What you are asked to do:
Extract all lines from the data beneath that include the word "ELODIE".

Records:
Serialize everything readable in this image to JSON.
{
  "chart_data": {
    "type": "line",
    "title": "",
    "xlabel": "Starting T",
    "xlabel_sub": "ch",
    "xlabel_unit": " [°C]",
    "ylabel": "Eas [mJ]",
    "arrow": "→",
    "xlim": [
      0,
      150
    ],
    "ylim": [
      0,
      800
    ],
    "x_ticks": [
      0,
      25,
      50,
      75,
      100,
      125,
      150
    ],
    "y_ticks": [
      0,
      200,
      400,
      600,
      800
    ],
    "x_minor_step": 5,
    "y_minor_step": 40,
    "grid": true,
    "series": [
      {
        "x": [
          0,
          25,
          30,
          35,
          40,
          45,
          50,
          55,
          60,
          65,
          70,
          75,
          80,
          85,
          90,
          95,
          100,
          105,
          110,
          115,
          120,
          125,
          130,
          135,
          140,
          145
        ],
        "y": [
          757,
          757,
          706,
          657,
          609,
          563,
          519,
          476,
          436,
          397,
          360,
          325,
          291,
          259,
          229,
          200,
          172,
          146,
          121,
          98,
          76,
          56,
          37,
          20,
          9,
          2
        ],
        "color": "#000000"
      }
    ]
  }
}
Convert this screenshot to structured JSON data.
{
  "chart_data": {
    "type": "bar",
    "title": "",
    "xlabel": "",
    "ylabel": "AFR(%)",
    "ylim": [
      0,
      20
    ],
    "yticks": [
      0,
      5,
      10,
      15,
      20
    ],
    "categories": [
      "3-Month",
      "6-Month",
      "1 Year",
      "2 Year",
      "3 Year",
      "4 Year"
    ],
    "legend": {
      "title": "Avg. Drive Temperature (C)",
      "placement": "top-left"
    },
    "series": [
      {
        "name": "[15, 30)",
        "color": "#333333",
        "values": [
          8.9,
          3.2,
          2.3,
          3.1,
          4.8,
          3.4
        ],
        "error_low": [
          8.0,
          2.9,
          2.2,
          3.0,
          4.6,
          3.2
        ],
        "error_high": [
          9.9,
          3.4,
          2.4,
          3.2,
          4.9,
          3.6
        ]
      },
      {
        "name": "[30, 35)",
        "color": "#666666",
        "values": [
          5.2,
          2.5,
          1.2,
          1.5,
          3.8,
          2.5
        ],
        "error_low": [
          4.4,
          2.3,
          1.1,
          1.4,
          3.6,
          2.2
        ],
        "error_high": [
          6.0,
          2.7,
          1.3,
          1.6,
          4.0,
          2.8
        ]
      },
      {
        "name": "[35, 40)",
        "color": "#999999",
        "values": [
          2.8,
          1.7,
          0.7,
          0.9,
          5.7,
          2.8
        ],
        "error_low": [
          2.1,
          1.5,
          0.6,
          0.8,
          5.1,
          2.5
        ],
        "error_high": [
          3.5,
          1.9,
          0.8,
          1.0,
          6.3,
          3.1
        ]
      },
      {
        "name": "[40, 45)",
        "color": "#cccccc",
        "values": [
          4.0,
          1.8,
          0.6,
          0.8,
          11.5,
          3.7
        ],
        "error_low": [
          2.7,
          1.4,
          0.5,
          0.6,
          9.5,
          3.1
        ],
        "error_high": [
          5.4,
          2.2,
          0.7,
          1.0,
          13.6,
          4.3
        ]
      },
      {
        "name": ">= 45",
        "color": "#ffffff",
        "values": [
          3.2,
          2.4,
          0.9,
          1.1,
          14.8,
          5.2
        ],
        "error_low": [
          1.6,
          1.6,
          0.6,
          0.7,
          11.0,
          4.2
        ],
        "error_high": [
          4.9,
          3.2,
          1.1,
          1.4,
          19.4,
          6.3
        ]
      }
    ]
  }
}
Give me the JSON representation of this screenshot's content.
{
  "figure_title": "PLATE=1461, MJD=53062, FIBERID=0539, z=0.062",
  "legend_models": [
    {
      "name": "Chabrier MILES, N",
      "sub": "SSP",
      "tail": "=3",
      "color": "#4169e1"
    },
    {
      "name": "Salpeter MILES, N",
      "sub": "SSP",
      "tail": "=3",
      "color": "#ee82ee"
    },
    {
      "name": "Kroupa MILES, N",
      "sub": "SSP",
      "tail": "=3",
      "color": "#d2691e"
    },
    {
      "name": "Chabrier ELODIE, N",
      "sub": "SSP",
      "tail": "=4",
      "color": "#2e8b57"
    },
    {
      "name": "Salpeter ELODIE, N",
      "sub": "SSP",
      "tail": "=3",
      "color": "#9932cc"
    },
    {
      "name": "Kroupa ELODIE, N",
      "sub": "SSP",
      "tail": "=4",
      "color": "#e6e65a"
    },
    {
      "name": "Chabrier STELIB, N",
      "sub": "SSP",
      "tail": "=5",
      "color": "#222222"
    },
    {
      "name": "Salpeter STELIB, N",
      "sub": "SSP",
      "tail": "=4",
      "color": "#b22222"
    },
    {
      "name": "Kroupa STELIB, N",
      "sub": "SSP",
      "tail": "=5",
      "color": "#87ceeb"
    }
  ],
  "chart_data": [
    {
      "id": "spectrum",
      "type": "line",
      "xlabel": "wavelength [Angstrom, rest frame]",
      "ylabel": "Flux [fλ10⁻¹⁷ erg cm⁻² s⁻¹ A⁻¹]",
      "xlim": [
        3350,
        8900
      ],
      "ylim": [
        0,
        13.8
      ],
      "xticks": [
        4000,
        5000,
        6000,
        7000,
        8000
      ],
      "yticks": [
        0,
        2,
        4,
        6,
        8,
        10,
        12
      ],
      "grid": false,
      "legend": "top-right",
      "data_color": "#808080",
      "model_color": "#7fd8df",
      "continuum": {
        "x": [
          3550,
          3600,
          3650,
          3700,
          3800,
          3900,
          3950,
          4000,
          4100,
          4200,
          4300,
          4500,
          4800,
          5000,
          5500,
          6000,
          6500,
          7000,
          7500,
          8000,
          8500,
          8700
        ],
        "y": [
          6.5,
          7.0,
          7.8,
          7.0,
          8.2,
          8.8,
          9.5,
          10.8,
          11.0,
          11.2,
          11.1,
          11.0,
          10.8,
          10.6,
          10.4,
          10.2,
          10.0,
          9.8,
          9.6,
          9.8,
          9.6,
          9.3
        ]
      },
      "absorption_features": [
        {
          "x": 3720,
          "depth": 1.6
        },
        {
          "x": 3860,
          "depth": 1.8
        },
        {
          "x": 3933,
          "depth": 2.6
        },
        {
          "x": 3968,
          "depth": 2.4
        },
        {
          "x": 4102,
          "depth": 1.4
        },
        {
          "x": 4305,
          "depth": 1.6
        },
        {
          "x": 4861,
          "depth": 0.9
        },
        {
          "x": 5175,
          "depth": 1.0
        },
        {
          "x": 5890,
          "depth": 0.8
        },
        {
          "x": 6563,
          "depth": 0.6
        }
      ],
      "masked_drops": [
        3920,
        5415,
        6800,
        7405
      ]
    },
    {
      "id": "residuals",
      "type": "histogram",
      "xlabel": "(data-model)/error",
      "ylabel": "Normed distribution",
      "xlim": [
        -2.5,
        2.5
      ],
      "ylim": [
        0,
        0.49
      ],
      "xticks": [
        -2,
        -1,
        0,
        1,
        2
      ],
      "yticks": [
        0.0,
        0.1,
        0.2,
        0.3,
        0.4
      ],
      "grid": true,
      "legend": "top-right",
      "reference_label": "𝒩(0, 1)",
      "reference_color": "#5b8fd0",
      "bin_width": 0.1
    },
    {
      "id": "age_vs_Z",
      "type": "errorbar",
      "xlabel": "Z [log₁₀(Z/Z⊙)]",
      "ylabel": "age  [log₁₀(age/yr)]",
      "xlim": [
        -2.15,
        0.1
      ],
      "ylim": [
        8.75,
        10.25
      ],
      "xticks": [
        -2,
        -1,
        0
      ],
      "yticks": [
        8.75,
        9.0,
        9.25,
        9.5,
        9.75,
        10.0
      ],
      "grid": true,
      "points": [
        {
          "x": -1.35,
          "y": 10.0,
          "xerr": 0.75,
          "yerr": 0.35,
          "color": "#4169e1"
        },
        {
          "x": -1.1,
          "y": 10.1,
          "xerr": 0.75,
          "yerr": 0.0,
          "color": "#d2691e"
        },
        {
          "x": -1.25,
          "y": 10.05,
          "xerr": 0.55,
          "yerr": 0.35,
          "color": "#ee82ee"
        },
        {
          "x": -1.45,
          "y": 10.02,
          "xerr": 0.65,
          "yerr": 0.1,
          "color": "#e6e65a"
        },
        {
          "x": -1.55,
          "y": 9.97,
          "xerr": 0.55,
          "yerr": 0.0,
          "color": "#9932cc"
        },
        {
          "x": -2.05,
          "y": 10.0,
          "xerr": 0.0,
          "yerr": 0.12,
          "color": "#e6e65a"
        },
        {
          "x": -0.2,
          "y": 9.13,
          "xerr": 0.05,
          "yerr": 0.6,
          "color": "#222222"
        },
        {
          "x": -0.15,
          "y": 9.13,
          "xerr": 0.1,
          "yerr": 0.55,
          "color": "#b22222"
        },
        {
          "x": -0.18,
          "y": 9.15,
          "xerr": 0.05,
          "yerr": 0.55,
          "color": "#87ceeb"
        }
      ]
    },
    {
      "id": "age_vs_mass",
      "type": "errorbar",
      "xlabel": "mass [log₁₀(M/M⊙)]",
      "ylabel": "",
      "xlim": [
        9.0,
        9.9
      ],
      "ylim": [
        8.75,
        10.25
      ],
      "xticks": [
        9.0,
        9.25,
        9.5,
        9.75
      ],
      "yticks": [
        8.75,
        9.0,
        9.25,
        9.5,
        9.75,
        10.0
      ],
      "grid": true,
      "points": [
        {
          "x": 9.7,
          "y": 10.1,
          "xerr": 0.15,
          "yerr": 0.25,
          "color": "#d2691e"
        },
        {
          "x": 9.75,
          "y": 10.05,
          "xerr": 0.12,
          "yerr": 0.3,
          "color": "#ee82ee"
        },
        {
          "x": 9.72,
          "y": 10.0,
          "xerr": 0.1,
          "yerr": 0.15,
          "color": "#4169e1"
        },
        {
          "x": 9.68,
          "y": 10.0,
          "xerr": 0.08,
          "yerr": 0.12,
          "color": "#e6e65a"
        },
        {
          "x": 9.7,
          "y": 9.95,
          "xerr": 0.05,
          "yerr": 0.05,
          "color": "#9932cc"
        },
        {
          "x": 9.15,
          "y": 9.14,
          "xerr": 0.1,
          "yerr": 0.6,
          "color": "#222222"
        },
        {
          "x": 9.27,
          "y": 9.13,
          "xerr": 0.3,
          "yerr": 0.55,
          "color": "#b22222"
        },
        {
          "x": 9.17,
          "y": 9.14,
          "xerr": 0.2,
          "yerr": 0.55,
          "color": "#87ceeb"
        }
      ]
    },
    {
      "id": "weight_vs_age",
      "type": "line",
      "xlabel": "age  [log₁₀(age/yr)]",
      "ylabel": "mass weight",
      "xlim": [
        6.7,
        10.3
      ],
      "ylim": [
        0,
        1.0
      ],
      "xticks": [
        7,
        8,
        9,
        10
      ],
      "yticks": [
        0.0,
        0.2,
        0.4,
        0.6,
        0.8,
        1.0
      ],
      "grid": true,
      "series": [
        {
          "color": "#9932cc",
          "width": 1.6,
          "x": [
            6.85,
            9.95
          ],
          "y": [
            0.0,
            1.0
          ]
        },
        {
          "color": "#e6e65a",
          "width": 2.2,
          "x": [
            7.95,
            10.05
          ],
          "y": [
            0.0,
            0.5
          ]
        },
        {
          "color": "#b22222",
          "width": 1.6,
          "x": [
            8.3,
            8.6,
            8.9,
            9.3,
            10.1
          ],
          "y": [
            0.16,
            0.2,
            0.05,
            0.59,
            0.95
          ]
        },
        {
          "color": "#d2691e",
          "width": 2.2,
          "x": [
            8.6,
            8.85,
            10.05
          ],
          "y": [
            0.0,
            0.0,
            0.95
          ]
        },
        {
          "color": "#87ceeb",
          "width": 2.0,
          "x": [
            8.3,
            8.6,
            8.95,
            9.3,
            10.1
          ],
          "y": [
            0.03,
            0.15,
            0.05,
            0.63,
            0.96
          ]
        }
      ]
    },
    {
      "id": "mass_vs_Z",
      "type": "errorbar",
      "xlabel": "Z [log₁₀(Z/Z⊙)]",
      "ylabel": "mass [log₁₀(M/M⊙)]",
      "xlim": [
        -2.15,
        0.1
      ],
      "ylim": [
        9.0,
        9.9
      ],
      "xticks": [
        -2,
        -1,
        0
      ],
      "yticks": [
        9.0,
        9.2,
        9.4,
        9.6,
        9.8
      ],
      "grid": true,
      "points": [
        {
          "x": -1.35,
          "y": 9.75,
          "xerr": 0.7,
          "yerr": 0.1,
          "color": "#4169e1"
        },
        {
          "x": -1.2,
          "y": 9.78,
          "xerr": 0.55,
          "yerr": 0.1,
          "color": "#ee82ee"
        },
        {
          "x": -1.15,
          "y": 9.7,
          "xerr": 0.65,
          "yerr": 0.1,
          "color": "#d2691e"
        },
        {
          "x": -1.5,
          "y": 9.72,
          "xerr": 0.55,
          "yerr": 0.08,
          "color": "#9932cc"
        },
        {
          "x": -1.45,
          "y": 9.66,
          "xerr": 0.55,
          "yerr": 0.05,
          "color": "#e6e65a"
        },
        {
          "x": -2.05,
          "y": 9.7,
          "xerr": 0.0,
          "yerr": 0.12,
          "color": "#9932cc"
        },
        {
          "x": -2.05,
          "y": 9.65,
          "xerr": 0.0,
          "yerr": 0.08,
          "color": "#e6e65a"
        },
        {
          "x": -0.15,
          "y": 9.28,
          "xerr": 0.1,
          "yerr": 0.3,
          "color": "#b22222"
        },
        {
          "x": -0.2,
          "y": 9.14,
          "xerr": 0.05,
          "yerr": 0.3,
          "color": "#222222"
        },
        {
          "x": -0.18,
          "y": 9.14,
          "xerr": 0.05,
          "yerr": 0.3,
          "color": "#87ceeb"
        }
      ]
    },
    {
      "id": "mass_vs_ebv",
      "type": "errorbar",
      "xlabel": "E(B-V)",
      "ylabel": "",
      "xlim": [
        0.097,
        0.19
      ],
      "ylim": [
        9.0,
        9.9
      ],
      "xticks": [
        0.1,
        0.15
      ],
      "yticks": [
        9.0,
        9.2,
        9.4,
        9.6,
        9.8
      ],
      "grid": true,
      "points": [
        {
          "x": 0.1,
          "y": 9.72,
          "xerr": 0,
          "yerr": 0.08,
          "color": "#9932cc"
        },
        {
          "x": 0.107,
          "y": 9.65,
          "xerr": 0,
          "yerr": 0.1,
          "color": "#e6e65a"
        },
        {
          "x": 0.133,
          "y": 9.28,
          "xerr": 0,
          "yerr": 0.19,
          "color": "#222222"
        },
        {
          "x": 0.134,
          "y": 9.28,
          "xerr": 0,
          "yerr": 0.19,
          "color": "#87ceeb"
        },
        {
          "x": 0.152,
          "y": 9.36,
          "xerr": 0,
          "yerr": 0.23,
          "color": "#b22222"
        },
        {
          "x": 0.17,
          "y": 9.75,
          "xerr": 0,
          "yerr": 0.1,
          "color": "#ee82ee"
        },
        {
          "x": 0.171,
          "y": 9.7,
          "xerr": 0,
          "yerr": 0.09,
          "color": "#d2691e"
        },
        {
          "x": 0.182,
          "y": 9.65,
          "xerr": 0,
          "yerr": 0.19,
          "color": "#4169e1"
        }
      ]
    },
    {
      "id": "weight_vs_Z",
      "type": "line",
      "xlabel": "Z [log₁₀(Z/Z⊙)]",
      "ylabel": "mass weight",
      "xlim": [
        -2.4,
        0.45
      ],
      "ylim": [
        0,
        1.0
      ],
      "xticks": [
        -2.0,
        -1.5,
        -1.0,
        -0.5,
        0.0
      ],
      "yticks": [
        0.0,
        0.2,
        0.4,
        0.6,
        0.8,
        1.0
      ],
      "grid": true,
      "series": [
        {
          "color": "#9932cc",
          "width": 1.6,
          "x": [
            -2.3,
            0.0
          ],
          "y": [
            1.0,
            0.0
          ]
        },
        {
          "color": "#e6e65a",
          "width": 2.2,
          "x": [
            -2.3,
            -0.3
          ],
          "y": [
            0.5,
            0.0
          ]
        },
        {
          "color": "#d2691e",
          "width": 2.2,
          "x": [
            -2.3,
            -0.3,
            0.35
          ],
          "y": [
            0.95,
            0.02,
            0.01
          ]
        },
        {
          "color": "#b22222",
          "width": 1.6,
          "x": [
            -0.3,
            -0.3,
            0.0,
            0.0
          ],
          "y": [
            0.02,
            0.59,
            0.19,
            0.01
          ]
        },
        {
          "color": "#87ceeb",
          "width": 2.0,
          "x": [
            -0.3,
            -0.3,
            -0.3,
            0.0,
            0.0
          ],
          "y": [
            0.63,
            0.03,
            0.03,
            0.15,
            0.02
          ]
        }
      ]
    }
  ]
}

Exercise answer:
      "name": "Chabrier ELODIE, N",
      "name": "Salpeter ELODIE, N",
      "name": "Kroupa ELODIE, N",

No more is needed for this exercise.